> **Data listing**:
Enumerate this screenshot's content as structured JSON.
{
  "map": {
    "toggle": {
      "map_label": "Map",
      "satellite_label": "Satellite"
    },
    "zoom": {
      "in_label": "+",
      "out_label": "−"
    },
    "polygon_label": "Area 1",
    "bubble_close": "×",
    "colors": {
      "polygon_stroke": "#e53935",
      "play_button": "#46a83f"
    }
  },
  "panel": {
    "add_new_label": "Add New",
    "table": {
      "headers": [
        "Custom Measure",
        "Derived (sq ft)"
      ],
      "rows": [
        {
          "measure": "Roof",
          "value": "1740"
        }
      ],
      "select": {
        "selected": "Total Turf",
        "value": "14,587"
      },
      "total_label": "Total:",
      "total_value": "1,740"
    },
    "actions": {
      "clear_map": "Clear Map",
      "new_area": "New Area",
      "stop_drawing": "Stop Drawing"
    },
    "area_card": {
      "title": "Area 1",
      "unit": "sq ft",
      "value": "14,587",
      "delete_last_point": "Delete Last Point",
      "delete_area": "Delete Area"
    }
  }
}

> **Task to carry out**: Copy out every entry again, exactly as it was given.

> **Expected answer**:
Enumerate this screenshot's content as structured JSON.
{
  "map": {
    "toggle": {
      "map_label": "Map",
      "satellite_label": "Satellite"
    },
    "zoom": {
      "in_label": "+",
      "out_label": "−"
    },
    "polygon_label": "Area 1",
    "bubble_close": "×",
    "colors": {
      "polygon_stroke": "#e53935",
      "play_button": "#46a83f"
    }
  },
  "panel": {
    "add_new_label": "Add New",
    "table": {
      "headers": [
        "Custom Measure",
        "Derived (sq ft)"
      ],
      "rows": [
        {
          "measure": "Roof",
          "value": "1740"
        }
      ],
      "select": {
        "selected": "Total Turf",
        "value": "14,587"
      },
      "total_label": "Total:",
      "total_value": "1,740"
    },
    "actions": {
      "clear_map": "Clear Map",
      "new_area": "New Area",
      "stop_drawing": "Stop Drawing"
    },
    "area_card": {
      "title": "Area 1",
      "unit": "sq ft",
      "value": "14,587",
      "delete_last_point": "Delete Last Point",
      "delete_area": "Delete Area"
    }
  }
}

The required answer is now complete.